[Data excerpts]
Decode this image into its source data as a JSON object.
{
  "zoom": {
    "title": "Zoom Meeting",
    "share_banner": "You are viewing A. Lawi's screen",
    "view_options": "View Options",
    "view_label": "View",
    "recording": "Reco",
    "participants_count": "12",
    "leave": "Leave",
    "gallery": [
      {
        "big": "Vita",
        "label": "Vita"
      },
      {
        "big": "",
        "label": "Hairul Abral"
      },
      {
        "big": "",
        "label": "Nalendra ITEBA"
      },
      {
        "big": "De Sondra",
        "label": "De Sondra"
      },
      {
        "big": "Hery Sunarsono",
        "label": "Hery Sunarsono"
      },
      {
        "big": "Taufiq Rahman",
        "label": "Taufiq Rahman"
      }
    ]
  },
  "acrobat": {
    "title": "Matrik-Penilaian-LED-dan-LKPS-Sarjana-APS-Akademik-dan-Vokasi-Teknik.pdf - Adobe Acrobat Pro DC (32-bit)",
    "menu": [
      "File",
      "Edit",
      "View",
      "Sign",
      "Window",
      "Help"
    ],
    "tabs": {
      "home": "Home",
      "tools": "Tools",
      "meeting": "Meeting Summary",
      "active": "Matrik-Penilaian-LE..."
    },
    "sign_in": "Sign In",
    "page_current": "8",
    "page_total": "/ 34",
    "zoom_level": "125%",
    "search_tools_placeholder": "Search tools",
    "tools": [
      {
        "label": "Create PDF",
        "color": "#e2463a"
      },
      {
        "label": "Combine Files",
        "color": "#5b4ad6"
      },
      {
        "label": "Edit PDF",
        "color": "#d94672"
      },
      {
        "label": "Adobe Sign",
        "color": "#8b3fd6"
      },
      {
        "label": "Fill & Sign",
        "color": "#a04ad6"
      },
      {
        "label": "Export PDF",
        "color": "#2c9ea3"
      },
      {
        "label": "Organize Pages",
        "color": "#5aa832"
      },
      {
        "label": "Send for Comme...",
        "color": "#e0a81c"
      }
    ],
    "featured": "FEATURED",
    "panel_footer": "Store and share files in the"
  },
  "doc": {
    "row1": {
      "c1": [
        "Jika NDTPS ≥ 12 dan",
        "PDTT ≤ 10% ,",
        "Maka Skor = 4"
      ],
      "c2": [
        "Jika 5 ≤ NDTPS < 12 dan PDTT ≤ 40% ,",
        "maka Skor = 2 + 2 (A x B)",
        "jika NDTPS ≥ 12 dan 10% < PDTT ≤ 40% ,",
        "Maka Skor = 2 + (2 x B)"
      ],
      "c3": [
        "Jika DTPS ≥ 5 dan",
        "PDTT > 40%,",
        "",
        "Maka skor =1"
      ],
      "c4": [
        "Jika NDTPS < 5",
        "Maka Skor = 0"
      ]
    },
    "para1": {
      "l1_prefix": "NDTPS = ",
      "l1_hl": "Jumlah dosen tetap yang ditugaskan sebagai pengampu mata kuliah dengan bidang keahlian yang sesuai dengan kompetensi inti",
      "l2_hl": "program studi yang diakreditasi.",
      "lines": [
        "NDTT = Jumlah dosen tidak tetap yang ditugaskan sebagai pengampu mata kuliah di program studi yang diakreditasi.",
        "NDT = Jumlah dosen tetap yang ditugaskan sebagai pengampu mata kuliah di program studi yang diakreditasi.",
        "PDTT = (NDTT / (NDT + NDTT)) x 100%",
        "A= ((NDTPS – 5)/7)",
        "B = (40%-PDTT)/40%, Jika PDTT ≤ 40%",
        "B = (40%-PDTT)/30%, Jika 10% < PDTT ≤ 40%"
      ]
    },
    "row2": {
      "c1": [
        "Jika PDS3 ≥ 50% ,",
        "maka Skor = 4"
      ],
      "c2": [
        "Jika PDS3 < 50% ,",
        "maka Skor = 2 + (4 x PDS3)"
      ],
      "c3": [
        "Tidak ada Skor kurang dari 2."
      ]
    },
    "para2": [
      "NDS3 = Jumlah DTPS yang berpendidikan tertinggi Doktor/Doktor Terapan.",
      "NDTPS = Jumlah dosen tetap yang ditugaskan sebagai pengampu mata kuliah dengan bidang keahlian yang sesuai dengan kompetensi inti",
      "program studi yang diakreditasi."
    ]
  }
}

- **WHAT YOU ARE ASKED TO DO**
Identify and copy all lines with the word "tools".

- **WRITTEN ANSWER**
      "tools": "Tools",
    "search_tools_placeholder": "Search tools",
    "tools": [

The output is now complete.